**Given data:**

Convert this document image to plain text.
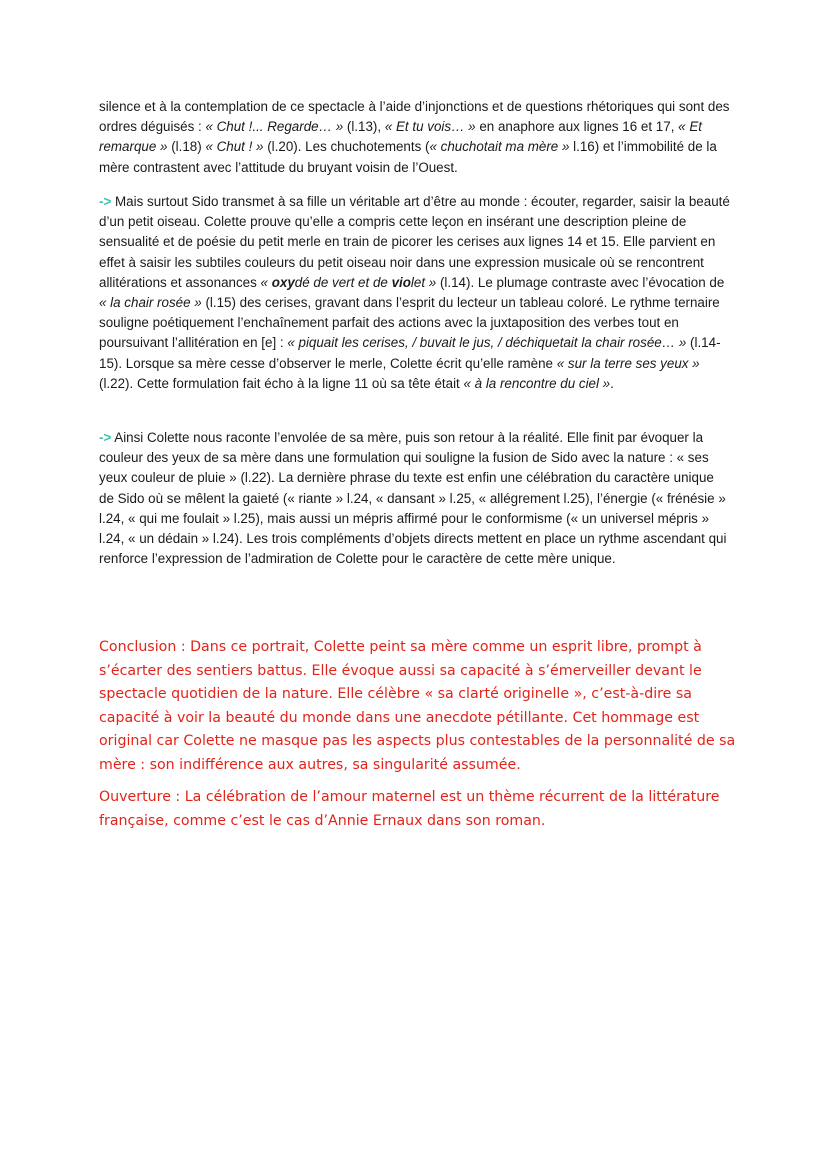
silence et à la contemplation de ce spectacle à l’aide d’injonctions et de questions rhétoriques qui sont des ordres déguisés : « Chut !... Regarde… » (l.13), « Et tu vois… » en anaphore aux lignes 16 et 17, « Et remarque » (l.18) « Chut ! » (l.20). Les chuchotements (« chuchotait ma mère » l.16) et l’immobilité de la mère contrastent avec l’attitude du bruyant voisin de l’Ouest.

-> Mais surtout Sido transmet à sa fille un véritable art d’être au monde : écouter, regarder, saisir la beauté d’un petit oiseau. Colette prouve qu’elle a compris cette leçon en insérant une description pleine de sensualité et de poésie du petit merle en train de picorer les cerises aux lignes 14 et 15. Elle parvient en effet à saisir les subtiles couleurs du petit oiseau noir dans une expression musicale où se rencontrent allitérations et assonances « oxydé de vert et de violet » (l.14). Le plumage contraste avec l’évocation de « la chair rosée » (l.15) des cerises, gravant dans l’esprit du lecteur un tableau coloré. Le rythme ternaire souligne poétiquement l’enchaînement parfait des actions avec la juxtaposition des verbes tout en poursuivant l’allitération en [e] : « piquait les cerises, / buvait le jus, / déchiquetait la chair rosée… » (l.14-15). Lorsque sa mère cesse d’observer le merle, Colette écrit qu’elle ramène « sur la terre ses yeux » (l.22). Cette formulation fait écho à la ligne 11 où sa tête était « à la rencontre du ciel ».

-> Ainsi Colette nous raconte l’envolée de sa mère, puis son retour à la réalité. Elle finit par évoquer la couleur des yeux de sa mère dans une formulation qui souligne la fusion de Sido avec la nature : « ses yeux couleur de pluie » (l.22). La dernière phrase du texte est enfin une célébration du caractère unique de Sido où se mêlent la gaieté (« riante » l.24, « dansant » l.25, « allégrement l.25), l’énergie (« frénésie » l.24, « qui me foulait » l.25), mais aussi un mépris affirmé pour le conformisme (« un universel mépris » l.24, « un dédain » l.24). Les trois compléments d’objets directs mettent en place un rythme ascendant qui renforce l’expression de l’admiration de Colette pour le caractère de cette mère unique.

Conclusion : Dans ce portrait, Colette peint sa mère comme un esprit libre, prompt à s’écarter des sentiers battus. Elle évoque aussi sa capacité à s’émerveiller devant le spectacle quotidien de la nature. Elle célèbre « sa clarté originelle », c’est-à-dire sa capacité à voir la beauté du monde dans une anecdote pétillante. Cet hommage est original car Colette ne masque pas les aspects plus contestables de la personnalité de sa mère : son indifférence aux autres, sa singularité assumée.

Ouverture : La célébration de l’amour maternel est un thème récurrent de la littérature française, comme c’est le cas d’Annie Ernaux dans son roman.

**What you should do:** All of the material above is to be copied exactly, except for its images.

**The result:**
Convert this document image to plain text.
silence et à la contemplation de ce spectacle à l’aide d’injonctions et de questions rhétoriques qui sont des ordres déguisés : « Chut !... Regarde… » (l.13), « Et tu vois… » en anaphore aux lignes 16 et 17, « Et remarque » (l.18) « Chut ! » (l.20). Les chuchotements (« chuchotait ma mère » l.16) et l’immobilité de la mère contrastent avec l’attitude du bruyant voisin de l’Ouest.

-> Mais surtout Sido transmet à sa fille un véritable art d’être au monde : écouter, regarder, saisir la beauté d’un petit oiseau. Colette prouve qu’elle a compris cette leçon en insérant une description pleine de sensualité et de poésie du petit merle en train de picorer les cerises aux lignes 14 et 15. Elle parvient en effet à saisir les subtiles couleurs du petit oiseau noir dans une expression musicale où se rencontrent allitérations et assonances « oxydé de vert et de violet » (l.14). Le plumage contraste avec l’évocation de « la chair rosée » (l.15) des cerises, gravant dans l’esprit du lecteur un tableau coloré. Le rythme ternaire souligne poétiquement l’enchaînement parfait des actions avec la juxtaposition des verbes tout en poursuivant l’allitération en [e] : « piquait les cerises, / buvait le jus, / déchiquetait la chair rosée… » (l.14-15). Lorsque sa mère cesse d’observer le merle, Colette écrit qu’elle ramène « sur la terre ses yeux » (l.22). Cette formulation fait écho à la ligne 11 où sa tête était « à la rencontre du ciel ».

-> Ainsi Colette nous raconte l’envolée de sa mère, puis son retour à la réalité. Elle finit par évoquer la couleur des yeux de sa mère dans une formulation qui souligne la fusion de Sido avec la nature : « ses yeux couleur de pluie » (l.22). La dernière phrase du texte est enfin une célébration du caractère unique de Sido où se mêlent la gaieté (« riante » l.24, « dansant » l.25, « allégrement l.25), l’énergie (« frénésie » l.24, « qui me foulait » l.25), mais aussi un mépris affirmé pour le conformisme (« un universel mépris » l.24, « un dédain » l.24). Les trois compléments d’objets directs mettent en place un rythme ascendant qui renforce l’expression de l’admiration de Colette pour le caractère de cette mère unique.

Conclusion : Dans ce portrait, Colette peint sa mère comme un esprit libre, prompt à s’écarter des sentiers battus. Elle évoque aussi sa capacité à s’émerveiller devant le spectacle quotidien de la nature. Elle célèbre « sa clarté originelle », c’est-à-dire sa capacité à voir la beauté du monde dans une anecdote pétillante. Cet hommage est original car Colette ne masque pas les aspects plus contestables de la personnalité de sa mère : son indifférence aux autres, sa singularité assumée.

Ouverture : La célébration de l’amour maternel est un thème récurrent de la littérature française, comme c’est le cas d’Annie Ernaux dans son roman.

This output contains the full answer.